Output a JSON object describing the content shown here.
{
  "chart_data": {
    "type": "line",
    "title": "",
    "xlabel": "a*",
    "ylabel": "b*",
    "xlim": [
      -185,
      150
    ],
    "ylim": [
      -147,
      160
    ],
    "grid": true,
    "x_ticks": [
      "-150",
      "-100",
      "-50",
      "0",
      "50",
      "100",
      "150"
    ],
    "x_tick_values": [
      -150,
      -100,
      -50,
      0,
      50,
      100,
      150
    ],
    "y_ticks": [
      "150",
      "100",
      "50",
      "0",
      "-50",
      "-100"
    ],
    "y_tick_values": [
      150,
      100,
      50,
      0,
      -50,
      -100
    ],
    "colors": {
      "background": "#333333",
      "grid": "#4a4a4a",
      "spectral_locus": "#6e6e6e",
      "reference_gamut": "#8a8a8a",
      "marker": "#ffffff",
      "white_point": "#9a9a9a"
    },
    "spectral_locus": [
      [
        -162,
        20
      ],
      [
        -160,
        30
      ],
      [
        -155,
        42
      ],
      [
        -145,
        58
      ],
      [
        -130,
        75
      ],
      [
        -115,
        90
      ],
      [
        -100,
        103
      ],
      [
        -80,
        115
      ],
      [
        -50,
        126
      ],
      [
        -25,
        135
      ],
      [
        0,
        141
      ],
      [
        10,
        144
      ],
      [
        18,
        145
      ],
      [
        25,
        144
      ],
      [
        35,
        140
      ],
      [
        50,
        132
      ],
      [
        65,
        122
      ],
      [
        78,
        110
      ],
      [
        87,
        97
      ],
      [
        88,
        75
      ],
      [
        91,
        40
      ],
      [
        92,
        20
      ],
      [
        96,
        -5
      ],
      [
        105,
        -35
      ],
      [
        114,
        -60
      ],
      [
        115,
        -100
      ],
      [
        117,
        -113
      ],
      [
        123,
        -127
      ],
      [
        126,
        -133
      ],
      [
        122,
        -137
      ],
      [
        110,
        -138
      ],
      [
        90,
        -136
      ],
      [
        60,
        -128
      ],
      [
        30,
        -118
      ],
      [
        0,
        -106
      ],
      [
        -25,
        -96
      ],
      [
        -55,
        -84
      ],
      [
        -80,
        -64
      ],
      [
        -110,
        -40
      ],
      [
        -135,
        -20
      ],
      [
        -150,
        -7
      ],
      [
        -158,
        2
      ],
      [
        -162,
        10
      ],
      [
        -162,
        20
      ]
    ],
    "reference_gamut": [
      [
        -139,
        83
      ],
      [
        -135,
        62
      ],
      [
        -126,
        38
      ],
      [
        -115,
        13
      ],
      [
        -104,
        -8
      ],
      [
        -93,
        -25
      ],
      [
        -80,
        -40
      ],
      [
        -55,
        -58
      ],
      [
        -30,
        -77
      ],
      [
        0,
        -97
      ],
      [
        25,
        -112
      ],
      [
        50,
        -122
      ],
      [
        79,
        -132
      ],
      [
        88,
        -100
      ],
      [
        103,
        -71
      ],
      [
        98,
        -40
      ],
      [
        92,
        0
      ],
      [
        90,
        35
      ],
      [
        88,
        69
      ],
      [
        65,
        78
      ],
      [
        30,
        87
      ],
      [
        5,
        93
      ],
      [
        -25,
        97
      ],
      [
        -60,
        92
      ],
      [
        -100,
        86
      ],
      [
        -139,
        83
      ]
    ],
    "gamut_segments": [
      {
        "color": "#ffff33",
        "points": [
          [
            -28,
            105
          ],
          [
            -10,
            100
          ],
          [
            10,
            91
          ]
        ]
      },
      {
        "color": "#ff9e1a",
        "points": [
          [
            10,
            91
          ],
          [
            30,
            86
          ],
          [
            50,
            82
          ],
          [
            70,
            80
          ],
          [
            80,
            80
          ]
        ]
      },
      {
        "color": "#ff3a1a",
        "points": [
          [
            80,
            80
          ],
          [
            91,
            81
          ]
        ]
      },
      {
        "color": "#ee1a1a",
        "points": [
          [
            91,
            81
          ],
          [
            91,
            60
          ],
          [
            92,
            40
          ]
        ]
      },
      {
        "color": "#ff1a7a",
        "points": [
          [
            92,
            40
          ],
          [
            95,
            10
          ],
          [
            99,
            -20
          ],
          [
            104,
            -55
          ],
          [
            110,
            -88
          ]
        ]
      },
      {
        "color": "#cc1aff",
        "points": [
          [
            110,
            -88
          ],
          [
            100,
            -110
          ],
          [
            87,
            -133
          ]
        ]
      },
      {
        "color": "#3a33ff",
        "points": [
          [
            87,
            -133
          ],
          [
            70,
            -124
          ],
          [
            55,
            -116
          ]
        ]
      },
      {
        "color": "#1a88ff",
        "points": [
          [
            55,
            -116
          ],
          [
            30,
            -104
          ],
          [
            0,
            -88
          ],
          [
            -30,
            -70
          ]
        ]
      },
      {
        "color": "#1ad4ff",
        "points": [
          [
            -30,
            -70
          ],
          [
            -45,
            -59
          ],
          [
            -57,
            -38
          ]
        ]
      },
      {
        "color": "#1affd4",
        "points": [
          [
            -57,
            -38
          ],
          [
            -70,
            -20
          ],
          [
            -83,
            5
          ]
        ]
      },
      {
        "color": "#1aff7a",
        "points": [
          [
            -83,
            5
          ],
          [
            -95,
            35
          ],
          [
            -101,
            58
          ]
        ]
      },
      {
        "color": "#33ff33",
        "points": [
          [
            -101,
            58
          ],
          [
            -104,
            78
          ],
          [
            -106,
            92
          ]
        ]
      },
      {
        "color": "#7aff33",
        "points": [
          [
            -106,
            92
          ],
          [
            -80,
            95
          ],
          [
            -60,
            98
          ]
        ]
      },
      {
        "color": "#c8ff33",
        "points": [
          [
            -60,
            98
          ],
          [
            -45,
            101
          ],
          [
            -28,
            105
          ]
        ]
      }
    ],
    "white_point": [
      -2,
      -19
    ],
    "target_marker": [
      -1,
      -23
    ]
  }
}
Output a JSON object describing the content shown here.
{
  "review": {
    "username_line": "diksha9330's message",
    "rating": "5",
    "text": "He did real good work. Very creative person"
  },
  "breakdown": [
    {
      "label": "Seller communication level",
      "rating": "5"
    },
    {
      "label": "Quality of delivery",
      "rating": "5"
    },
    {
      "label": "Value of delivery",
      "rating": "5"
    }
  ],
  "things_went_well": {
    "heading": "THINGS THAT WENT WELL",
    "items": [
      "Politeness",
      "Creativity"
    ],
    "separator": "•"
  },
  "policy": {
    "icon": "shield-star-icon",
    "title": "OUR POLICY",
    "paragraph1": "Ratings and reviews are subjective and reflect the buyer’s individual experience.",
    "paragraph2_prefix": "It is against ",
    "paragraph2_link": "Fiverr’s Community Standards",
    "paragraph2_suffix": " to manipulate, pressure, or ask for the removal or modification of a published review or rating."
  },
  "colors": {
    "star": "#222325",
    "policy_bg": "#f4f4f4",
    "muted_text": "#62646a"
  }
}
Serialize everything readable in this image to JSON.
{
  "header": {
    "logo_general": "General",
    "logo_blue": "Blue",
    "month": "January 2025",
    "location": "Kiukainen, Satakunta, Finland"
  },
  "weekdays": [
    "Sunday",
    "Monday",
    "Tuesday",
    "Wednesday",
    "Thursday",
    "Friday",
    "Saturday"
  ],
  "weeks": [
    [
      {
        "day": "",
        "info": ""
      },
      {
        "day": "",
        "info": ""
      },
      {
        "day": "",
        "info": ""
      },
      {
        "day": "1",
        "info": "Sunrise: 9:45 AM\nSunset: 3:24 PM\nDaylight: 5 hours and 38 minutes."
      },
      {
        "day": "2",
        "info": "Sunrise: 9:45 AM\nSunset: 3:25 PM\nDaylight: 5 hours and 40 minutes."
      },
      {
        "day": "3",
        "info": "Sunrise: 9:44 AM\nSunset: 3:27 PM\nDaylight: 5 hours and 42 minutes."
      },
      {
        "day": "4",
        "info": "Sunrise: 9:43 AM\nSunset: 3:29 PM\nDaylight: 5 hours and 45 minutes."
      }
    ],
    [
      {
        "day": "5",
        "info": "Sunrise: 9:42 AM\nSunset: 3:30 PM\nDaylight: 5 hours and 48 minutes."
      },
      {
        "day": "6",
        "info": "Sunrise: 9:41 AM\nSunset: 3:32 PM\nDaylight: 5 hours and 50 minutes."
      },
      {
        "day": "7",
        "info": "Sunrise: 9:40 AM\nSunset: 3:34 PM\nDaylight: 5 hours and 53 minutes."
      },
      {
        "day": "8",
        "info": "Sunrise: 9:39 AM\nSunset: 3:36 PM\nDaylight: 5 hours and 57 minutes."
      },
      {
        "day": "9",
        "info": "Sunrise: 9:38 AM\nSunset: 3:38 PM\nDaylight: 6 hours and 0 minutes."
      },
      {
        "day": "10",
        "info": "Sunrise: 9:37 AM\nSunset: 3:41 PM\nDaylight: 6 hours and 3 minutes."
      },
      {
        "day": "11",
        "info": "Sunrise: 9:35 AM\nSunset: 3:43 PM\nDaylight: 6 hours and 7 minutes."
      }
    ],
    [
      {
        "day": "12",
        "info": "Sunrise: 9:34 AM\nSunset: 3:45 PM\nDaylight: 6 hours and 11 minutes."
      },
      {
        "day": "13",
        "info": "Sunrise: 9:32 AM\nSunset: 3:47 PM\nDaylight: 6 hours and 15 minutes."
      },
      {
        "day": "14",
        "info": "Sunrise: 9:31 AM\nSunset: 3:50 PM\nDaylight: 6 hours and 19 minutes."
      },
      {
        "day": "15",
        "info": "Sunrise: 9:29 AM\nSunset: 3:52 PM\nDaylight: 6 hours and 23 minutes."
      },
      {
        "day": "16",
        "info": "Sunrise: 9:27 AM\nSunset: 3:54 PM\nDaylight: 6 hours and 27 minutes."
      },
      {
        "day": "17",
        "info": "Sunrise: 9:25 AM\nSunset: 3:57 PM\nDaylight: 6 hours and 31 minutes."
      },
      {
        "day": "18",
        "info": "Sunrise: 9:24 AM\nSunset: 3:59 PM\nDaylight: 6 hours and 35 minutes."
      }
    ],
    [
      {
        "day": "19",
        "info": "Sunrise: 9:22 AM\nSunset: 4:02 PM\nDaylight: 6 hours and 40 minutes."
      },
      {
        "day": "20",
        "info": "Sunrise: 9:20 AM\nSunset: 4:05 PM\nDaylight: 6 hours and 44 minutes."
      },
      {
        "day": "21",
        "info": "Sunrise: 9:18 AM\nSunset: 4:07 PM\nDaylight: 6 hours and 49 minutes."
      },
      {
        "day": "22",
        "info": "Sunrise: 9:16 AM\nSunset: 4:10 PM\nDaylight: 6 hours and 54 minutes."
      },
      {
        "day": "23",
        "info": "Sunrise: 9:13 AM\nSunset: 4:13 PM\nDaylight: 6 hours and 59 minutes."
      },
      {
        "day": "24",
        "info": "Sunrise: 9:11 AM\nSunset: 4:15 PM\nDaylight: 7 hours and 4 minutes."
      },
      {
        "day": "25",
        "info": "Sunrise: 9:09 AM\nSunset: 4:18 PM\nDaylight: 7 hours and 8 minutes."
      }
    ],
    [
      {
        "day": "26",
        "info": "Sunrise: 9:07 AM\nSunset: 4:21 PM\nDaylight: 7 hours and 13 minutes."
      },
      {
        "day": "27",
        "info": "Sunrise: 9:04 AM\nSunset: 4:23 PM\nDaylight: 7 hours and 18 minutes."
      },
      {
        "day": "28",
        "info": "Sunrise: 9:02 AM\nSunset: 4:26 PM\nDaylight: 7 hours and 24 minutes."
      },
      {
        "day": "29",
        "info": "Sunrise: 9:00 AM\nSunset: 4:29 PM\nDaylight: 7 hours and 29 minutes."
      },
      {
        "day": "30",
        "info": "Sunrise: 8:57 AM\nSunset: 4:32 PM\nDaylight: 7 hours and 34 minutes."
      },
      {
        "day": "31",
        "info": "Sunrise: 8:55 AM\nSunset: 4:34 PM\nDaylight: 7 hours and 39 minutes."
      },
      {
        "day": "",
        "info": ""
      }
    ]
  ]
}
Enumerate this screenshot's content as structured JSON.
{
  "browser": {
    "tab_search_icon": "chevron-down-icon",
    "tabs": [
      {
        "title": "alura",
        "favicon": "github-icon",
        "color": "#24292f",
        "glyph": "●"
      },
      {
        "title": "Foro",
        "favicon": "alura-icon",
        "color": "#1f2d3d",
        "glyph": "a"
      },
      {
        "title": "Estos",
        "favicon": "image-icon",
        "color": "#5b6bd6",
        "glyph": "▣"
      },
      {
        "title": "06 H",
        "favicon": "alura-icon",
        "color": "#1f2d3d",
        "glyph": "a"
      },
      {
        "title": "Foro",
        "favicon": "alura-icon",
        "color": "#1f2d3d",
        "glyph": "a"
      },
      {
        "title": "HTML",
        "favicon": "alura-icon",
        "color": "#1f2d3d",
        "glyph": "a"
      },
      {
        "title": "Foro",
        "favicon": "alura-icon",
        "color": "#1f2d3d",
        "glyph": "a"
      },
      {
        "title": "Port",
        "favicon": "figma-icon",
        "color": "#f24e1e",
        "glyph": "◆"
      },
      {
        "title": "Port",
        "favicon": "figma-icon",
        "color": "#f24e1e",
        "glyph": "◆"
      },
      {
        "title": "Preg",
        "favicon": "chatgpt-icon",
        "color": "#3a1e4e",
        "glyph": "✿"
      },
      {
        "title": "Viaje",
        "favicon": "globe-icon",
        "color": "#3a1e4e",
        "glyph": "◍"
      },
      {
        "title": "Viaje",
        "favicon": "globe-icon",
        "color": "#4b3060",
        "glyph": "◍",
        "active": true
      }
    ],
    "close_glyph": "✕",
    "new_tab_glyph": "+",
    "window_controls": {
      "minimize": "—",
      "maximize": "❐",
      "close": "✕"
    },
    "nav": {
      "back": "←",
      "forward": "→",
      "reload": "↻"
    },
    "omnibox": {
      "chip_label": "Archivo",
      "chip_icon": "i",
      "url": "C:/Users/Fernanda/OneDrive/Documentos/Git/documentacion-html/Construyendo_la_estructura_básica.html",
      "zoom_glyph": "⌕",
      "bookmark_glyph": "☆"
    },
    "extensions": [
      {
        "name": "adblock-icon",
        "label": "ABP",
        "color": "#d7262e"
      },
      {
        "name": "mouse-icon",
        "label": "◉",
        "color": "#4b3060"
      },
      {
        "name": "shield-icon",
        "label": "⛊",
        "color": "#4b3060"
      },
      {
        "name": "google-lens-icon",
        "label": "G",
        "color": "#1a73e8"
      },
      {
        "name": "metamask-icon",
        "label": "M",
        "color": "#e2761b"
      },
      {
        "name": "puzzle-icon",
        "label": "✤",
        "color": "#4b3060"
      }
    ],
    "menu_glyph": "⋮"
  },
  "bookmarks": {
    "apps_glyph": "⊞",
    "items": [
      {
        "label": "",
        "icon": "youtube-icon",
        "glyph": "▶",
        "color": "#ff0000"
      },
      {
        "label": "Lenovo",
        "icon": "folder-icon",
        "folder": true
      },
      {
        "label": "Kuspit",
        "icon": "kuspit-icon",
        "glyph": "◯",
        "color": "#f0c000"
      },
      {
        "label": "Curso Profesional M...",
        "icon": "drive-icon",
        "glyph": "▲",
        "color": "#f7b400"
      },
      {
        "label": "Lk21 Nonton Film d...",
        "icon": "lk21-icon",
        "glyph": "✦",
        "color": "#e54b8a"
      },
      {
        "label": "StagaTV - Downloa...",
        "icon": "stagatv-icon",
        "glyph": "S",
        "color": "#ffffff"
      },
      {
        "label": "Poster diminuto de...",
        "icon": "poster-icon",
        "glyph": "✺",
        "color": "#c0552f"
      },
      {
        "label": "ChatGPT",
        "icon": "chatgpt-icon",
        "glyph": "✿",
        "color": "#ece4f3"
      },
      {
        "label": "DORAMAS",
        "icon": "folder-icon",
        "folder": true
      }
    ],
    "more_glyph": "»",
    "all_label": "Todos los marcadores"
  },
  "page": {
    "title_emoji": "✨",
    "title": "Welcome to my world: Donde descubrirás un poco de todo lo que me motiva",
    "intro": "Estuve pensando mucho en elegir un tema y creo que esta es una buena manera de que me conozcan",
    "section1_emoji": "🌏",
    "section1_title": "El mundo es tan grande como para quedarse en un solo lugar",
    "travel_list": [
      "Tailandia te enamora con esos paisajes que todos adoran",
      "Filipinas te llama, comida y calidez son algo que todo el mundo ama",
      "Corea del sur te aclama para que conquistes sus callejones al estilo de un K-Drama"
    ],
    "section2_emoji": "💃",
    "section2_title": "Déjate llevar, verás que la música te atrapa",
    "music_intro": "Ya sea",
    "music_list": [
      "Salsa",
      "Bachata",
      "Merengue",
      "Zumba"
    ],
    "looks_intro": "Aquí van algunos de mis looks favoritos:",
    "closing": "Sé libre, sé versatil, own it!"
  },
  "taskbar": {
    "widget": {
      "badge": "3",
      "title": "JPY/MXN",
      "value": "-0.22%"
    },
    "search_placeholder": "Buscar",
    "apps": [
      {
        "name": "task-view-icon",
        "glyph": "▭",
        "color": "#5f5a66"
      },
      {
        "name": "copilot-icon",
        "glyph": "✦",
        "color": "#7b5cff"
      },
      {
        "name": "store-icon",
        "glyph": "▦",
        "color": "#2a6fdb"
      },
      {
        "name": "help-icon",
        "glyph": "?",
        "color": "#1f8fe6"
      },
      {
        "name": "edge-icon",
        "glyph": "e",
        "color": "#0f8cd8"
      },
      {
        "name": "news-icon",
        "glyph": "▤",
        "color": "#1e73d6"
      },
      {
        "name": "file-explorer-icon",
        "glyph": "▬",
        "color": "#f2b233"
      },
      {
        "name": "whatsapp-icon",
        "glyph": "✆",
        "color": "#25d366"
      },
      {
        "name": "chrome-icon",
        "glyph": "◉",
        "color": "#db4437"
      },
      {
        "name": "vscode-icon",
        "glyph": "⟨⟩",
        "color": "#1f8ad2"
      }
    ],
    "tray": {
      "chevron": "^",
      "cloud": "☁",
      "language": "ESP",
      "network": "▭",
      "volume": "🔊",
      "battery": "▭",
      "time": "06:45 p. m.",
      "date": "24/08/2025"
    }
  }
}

= = = = =

[Set problem]: Go through the listing above and return every line where the word "image" occurs.

[Answer to this exercise]:
Serialize everything readable in this image to JSON.
        "favicon": "image-icon",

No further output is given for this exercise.